## START RECORDS FOR THIS EXERCISE

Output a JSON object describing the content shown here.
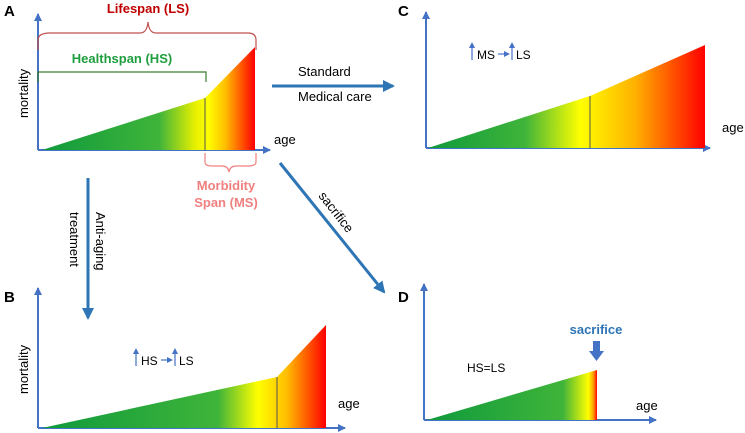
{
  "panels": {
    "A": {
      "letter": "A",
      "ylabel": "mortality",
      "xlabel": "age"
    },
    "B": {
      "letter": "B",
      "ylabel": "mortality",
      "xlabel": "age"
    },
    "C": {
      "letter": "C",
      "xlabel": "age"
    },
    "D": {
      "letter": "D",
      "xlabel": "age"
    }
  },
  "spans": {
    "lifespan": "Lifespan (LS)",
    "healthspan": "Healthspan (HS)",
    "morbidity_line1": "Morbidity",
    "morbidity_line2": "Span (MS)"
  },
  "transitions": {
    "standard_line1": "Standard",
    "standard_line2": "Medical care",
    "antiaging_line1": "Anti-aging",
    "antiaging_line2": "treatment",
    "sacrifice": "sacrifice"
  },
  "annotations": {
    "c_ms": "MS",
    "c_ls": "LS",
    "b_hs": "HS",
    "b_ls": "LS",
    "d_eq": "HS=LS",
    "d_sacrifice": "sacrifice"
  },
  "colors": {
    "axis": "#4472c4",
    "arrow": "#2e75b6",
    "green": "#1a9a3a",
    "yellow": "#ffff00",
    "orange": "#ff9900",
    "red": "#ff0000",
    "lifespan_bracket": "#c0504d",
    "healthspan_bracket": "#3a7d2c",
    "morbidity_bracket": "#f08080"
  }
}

## END RECORDS FOR THIS EXERCISE
## START RECORDS FOR THIS EXERCISE

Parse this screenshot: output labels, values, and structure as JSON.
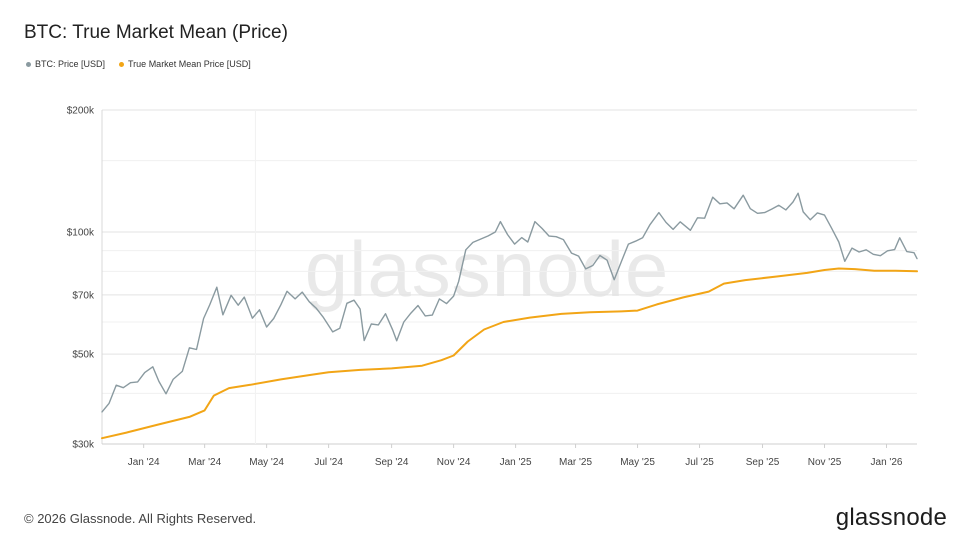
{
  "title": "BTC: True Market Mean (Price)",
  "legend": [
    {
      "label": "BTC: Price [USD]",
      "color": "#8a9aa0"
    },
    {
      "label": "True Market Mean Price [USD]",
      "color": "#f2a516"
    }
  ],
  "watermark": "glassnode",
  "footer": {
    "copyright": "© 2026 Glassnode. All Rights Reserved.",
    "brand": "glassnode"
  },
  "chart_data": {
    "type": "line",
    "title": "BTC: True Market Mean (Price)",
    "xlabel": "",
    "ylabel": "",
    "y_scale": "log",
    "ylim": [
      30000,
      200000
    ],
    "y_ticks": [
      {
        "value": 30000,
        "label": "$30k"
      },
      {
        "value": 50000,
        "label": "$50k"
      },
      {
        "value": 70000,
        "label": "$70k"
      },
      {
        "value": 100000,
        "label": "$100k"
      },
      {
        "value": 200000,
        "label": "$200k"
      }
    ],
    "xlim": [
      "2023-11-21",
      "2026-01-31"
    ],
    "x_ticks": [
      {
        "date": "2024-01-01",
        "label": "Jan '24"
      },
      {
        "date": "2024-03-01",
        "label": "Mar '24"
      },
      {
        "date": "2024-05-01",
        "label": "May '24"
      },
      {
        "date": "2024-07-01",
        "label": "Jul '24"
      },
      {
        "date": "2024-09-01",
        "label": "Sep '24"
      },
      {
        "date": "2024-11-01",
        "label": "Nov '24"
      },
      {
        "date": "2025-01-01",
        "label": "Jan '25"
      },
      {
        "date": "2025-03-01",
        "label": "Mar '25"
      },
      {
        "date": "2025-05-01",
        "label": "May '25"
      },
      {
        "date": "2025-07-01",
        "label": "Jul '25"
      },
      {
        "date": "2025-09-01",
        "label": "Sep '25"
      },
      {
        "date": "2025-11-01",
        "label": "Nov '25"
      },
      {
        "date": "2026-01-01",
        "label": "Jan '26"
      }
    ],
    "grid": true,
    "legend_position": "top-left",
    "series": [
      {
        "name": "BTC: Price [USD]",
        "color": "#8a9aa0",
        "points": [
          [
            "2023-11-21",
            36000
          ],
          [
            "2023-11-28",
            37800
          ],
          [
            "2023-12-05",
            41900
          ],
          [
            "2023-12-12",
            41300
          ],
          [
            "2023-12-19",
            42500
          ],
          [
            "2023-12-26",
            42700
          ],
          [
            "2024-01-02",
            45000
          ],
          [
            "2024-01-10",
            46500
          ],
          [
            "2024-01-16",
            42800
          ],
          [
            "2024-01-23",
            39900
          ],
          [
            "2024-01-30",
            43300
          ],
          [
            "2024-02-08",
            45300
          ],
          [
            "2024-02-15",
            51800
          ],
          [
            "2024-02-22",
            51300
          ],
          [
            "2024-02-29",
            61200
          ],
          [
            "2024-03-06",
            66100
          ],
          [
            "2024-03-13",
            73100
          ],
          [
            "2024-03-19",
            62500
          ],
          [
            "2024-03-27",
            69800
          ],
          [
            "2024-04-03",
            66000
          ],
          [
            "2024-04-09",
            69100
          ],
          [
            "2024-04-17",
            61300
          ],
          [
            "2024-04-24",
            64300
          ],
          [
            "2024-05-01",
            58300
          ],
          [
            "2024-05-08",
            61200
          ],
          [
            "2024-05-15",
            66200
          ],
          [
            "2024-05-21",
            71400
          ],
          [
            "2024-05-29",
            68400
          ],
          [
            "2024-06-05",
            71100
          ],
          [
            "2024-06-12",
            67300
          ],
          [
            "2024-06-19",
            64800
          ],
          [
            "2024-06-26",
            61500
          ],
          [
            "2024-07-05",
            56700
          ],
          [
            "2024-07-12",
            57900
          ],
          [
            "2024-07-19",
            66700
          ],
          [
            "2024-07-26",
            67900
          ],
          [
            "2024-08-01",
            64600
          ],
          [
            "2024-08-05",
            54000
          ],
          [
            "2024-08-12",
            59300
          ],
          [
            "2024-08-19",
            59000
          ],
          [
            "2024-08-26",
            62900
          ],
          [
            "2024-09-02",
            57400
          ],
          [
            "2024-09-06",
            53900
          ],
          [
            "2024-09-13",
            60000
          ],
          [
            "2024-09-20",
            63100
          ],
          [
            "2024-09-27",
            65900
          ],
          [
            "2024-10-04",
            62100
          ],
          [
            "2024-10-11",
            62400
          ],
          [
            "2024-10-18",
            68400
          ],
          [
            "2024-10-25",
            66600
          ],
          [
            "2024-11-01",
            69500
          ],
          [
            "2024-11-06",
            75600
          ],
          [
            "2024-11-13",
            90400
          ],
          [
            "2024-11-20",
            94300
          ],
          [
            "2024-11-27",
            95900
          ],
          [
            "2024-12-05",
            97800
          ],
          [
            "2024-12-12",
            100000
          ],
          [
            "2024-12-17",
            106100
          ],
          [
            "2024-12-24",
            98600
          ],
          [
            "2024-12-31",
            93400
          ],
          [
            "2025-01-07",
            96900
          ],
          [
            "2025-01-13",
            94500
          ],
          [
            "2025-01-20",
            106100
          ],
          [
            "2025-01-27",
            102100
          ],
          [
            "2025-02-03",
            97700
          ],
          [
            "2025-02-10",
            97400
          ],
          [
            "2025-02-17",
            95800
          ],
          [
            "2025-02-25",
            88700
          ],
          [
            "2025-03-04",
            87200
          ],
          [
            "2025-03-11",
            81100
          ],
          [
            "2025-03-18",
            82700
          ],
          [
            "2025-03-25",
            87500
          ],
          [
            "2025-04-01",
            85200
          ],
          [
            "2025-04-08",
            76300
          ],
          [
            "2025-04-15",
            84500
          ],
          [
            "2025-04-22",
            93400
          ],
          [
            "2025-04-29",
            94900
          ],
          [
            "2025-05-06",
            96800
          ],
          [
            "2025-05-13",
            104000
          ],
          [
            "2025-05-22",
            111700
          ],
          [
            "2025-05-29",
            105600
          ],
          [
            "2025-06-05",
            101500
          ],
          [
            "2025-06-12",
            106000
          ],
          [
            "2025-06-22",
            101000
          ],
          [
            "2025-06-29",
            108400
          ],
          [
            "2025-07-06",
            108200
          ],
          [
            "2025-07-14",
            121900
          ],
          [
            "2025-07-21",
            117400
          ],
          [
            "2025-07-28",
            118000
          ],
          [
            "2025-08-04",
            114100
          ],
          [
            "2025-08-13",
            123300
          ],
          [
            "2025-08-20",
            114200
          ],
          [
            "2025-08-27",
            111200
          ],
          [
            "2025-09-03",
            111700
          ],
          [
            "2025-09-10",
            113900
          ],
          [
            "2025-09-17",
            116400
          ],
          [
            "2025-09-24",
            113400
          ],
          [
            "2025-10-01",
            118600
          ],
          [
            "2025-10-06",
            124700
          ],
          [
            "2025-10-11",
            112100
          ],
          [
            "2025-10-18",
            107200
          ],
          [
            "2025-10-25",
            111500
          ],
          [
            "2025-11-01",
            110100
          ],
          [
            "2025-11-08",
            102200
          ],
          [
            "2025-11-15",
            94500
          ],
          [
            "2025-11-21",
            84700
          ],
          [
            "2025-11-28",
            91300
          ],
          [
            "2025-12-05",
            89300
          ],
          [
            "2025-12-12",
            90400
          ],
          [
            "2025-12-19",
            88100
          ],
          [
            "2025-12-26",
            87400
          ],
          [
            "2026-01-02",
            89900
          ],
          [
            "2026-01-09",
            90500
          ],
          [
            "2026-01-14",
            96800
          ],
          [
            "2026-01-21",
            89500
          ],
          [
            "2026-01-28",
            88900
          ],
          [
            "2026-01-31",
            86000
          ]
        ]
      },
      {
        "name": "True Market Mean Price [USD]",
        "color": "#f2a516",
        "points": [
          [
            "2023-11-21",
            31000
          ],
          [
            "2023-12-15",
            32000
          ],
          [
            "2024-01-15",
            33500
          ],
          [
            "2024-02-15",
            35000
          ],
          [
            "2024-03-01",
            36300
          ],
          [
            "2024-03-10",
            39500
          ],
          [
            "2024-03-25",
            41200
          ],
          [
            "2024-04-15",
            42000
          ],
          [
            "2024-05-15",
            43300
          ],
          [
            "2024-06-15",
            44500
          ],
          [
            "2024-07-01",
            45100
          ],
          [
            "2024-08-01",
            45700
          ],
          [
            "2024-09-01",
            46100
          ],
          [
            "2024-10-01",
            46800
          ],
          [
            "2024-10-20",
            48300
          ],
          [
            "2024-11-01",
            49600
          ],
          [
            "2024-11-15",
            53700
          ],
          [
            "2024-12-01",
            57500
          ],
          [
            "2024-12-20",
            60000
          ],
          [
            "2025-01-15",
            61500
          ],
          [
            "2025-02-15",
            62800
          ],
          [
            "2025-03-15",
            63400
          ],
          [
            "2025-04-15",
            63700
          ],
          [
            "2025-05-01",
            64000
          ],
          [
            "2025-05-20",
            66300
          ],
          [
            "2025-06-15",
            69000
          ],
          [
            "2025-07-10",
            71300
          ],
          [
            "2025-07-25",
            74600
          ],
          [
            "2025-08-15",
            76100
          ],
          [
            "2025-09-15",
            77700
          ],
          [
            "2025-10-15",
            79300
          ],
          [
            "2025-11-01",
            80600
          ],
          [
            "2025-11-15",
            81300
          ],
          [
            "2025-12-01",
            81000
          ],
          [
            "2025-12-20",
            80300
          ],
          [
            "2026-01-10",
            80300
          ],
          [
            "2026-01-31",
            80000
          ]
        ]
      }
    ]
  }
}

## END RECORDS FOR THIS EXERCISE

■ WHAT IS ASKED:
Which lines contain the word "Mean"? Copy each one.

■ THE REPLY:
  "title": "BTC: True Market Mean (Price)",
      "label": "True Market Mean Price [USD]",
    "title": "BTC: True Market Mean (Price)",
        "name": "True Market Mean Price [USD]",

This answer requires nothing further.